| Exercise prompt |
Below are the records. List every line holding the word "Haus".

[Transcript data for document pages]
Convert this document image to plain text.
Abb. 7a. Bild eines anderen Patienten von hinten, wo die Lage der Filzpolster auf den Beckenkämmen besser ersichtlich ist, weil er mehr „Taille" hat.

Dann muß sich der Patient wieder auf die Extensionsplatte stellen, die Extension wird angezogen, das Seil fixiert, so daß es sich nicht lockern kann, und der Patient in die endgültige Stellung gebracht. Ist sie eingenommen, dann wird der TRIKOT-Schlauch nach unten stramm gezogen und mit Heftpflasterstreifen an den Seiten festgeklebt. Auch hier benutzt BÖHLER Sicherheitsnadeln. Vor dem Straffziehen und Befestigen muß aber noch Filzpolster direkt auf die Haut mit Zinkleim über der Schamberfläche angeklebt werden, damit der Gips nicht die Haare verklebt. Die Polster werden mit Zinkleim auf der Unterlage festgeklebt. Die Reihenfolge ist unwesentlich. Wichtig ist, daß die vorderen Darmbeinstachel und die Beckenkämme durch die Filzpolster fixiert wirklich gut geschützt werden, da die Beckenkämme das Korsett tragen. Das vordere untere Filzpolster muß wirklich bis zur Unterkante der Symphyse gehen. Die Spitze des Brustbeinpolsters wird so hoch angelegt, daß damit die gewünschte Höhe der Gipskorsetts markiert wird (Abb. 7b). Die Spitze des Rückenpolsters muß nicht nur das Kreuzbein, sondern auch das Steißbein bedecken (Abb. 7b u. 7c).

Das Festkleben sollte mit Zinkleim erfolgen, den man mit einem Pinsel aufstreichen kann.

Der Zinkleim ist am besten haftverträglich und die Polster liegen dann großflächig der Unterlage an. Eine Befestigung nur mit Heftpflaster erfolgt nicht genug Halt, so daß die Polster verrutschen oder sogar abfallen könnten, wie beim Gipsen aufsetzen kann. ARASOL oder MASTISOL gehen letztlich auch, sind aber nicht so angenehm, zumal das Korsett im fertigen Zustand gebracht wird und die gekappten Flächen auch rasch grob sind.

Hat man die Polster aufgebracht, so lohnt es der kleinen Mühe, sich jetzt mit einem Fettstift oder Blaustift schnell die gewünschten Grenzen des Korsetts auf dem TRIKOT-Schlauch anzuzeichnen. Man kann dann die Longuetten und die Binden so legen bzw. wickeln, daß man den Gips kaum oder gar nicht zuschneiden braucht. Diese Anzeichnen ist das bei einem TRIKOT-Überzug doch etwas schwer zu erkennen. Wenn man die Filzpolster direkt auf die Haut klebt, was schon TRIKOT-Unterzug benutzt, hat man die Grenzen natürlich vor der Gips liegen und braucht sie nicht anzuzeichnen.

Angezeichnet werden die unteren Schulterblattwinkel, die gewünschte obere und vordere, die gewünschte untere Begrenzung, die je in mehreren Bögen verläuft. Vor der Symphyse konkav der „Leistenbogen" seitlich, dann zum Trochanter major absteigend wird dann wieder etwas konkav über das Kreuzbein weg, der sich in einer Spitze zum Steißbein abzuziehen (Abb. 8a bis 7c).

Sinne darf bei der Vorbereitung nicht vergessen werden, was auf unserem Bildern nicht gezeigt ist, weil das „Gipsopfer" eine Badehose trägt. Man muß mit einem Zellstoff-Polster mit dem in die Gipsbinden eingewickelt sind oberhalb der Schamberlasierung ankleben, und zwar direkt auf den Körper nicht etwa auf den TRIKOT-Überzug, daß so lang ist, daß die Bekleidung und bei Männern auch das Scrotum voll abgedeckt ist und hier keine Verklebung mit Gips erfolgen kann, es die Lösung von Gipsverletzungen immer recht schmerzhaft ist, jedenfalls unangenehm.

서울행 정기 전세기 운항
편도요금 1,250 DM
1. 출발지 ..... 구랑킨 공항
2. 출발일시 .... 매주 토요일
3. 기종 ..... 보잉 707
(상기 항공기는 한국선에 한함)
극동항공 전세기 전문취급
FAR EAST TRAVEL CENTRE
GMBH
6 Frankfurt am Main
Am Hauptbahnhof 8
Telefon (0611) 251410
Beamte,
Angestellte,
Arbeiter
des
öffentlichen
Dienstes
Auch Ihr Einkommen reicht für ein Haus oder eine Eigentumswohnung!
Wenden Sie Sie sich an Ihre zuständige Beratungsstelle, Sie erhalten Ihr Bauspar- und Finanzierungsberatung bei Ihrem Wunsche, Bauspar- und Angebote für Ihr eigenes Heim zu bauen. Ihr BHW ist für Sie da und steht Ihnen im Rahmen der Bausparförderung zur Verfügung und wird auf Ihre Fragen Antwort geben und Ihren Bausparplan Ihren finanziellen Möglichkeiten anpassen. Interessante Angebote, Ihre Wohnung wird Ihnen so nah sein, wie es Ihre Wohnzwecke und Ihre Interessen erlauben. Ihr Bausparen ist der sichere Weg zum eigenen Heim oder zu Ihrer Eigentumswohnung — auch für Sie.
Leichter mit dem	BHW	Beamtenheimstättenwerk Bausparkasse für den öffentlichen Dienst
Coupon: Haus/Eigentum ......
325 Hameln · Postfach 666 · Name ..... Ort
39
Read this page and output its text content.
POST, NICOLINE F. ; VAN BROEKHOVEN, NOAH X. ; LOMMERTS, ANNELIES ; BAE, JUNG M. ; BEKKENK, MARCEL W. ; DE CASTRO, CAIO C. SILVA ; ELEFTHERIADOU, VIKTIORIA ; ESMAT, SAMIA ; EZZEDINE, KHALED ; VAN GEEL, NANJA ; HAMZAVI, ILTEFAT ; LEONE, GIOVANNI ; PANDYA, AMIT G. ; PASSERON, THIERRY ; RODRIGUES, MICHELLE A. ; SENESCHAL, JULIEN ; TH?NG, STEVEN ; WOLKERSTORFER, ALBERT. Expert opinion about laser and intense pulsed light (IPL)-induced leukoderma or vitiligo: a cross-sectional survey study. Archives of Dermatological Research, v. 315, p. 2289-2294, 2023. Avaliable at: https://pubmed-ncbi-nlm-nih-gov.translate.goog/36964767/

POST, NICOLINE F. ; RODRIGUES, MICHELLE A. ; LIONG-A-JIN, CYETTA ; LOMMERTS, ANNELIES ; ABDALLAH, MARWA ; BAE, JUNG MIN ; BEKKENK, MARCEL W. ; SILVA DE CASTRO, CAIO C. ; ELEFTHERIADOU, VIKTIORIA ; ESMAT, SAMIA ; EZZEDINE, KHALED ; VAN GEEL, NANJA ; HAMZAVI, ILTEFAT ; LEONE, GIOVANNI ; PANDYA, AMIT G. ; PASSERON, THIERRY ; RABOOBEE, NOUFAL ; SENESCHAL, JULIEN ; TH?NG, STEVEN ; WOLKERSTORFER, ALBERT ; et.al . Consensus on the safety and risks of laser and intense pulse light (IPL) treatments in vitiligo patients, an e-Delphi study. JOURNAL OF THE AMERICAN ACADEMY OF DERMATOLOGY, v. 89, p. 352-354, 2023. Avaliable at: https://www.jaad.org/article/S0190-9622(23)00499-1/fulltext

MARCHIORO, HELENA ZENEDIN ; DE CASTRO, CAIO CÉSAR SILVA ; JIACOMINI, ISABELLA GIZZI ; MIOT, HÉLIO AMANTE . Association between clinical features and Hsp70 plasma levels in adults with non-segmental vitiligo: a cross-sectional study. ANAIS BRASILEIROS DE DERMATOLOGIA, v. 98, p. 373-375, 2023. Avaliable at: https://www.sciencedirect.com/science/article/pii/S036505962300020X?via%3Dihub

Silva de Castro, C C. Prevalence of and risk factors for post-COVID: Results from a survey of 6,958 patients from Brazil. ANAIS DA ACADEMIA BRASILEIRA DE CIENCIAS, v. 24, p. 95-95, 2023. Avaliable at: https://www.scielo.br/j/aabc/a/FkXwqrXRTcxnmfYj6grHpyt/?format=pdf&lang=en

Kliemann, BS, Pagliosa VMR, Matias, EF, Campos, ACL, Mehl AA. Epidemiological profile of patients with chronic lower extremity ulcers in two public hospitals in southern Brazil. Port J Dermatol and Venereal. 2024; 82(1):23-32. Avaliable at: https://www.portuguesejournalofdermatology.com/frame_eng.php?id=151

| Reply to the exercise |
Auch Ihr Einkommen reicht für ein Haus oder eine Eigentumswohnung!
Coupon: Haus/Eigentum ......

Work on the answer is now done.